▸ **PAGE EXCERPT**:
+===+
I love to garden and I love plants, and God often talks to
me through those places. I was cleaning up some of my house plants yesterday – I’ve
been slowly beginning to take some of them outside – the weather is still
chilly here at night and even on some days, so I’ve been taking them out later
than I usually do. But yesterday seemed a good day to take my geranium outside and
to plant a miniature rose I had on my window sill that really needs the fresh
air to thrive. When I take the plants inside in the winter, there is always a
bit of a crunch on the window sills for space. One of the things I lost during
the time when I was found - the time when I was born again – were many of my
house plants. During those darkest hours before the dawn of Christ in my life I
had been living in a place where the heat had been shut off. It was deep
midwinter, and the building was old and drafty. I was miserably cold, but I could bundle up in
layers and survive. The plants didn’t do as well. The ones that did survive the
freezing cold, didn’t survive the next two years of moving three times. Each
time I moved I lost more plants until I moved into my current apartment and I
was almost down to nothing. But God restores all things above and beyond what
we have lost – this is true in every area, and He did it with the plants, too.
I visited a green house when I was at a conference on a college campus, and
when I asked if I could have some of the pieces of some cutttings they were throwing
away, the woman who worked there gave me cuttings of almost everything in the
place and some full plants. That was another amazing way that God showed me how He shows up when we
do things His way. In the past I would have just taken the cuttings - they were throwing them away, right? But
because I was polite and respectful and asked instead of just taking, I was
blessed above and beyond what I could have taken on my own.
One of those plants was a type of cactus, and it had been thriving for several years, but this past winter, something happened at some point and it shriveled up to very hard, dry stalks where it had once been succulent and green. I decided to clean it out of its pot yesterday, but when I tried to pull it out by the roots, they were deep in the soil. It was definitely dead, there was no life in the plant at all, but the roots had grown so deep and strong that they were still hanging onto everything they could under the earth. I realized then that this is what God has been doing in my life lately – He’s been helping me see where things are dead and gone and where they need to be taken out so that new life can grow. Just as those roots hung on, there are things that have been hanging on or that I have been hanging onto that need to go before the new things He's planted can grow.
+===+
▸ **WRITTEN REQUEST**: Swap "conference" for "workshop" and give the house-plant reflection again from "I visited a" to "taken on my own.". These records were drawn from a separate source.

▸ **Source records**:
+===+
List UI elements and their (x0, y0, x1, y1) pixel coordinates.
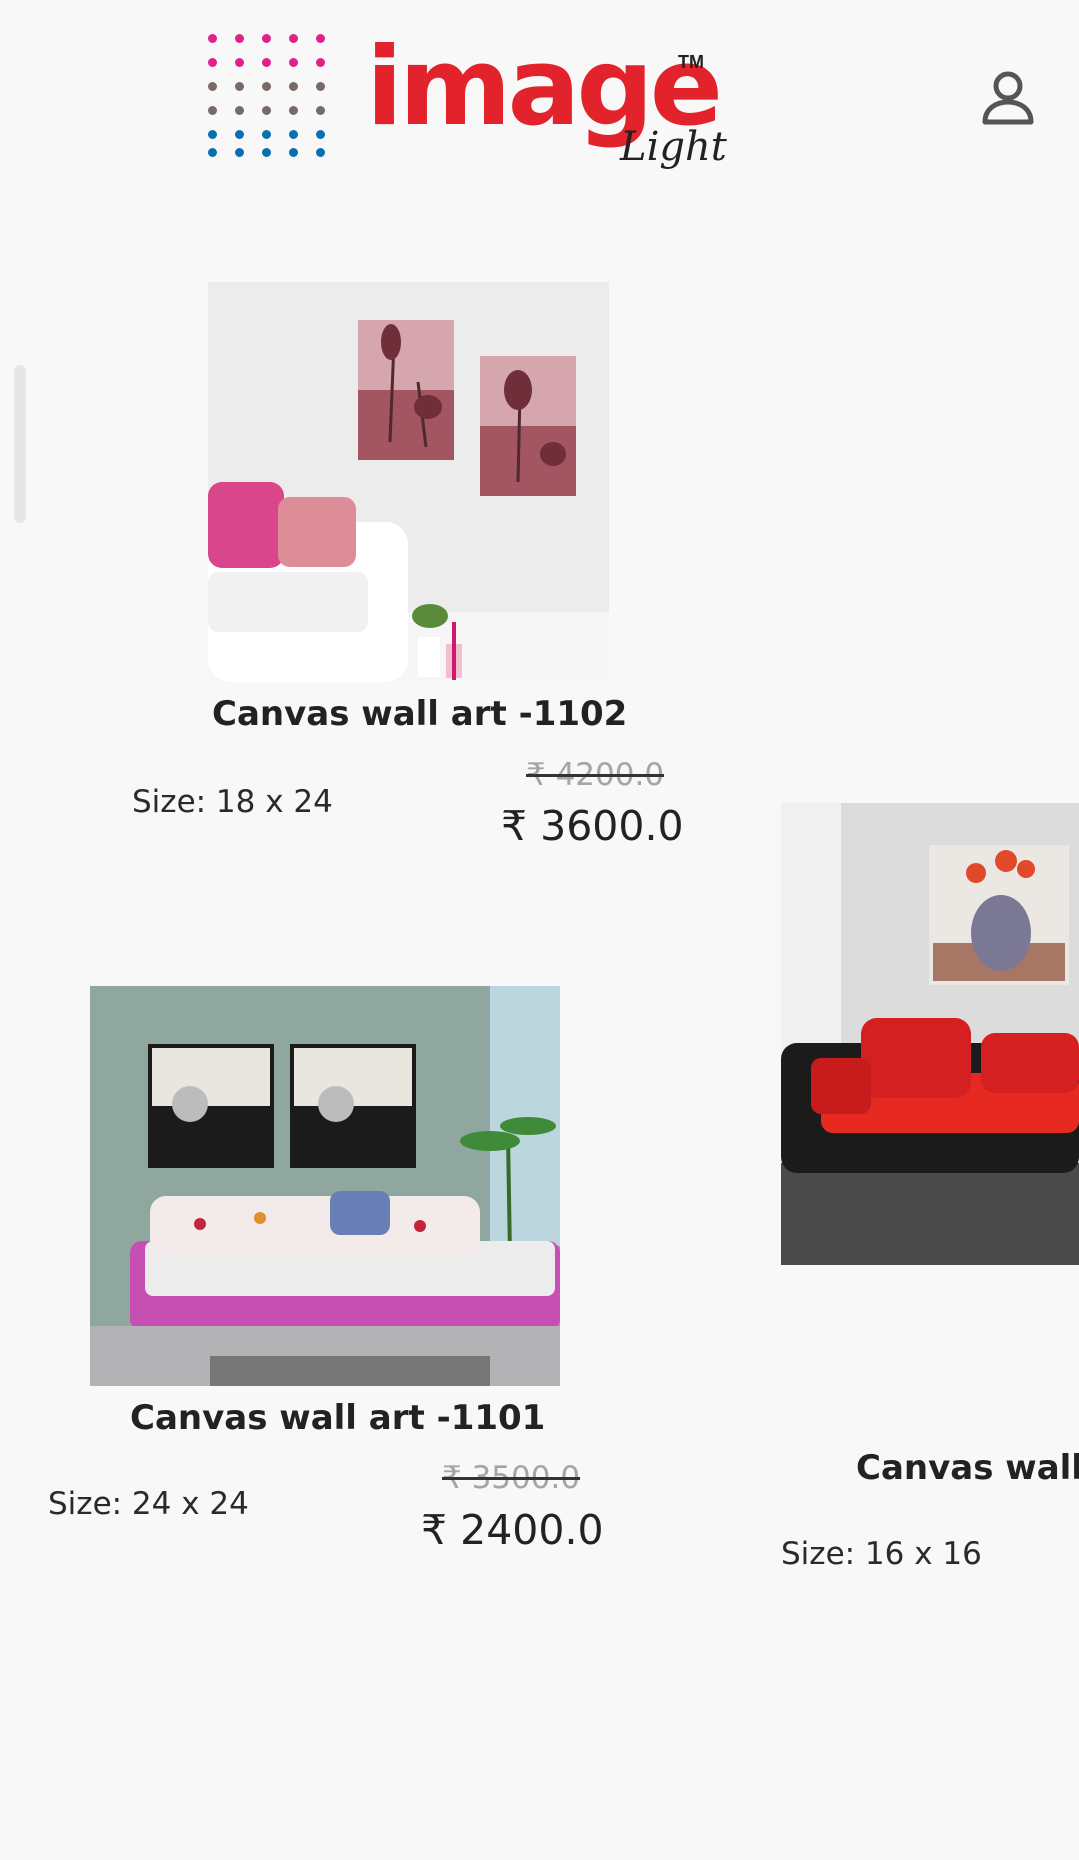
product-original-price: ₹ 4200.0 (526, 757, 665, 793)
product-size: Size: 24 x 24 (48, 1486, 249, 1522)
product-original-price: ₹ 3500.0 (442, 1460, 581, 1496)
product-image[interactable] (781, 803, 1079, 1265)
product-size: Size: 18 x 24 (132, 784, 333, 820)
product-size: Size: 16 x 16 (781, 1536, 982, 1572)
product-title[interactable]: Canvas wall art -1101 (130, 1398, 545, 1438)
product-title[interactable]: Canvas wall art -1102 (212, 694, 627, 734)
user-icon[interactable] (980, 68, 1036, 128)
logo-dot-grid (208, 34, 344, 160)
product-price: ₹ 2400.0 (421, 1506, 604, 1554)
brand-logo[interactable]: image TM Light (208, 34, 732, 184)
logo-trademark: TM (678, 52, 704, 72)
product-title[interactable]: Canvas wall (856, 1448, 1079, 1488)
product-price: ₹ 3600.0 (501, 802, 684, 850)
product-image[interactable] (208, 282, 609, 682)
product-image[interactable] (90, 986, 560, 1386)
scrollbar[interactable] (14, 365, 26, 523)
logo-subtitle: Light (620, 124, 727, 170)
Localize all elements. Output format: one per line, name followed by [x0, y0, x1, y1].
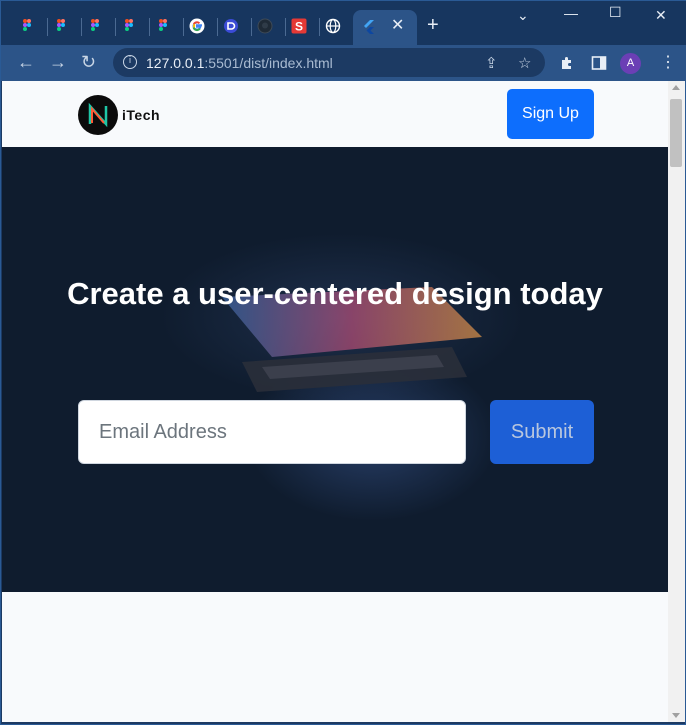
+===+
▸ **SOLVED PROBLEM**:
I visited a green house when I was at a workshop on a college campus, and
when I asked if I could have some of the pieces of some cutttings they were throwing
away, the woman who worked there gave me cuttings of almost everything in the
place and some full plants. That was another amazing way that God showed me how He shows up when we
do things His way. In the past I would have just taken the cuttings - they were throwing them away, right? But
because I was polite and respectful and asked instead of just taking, I was
blessed above and beyond what I could have taken on my own.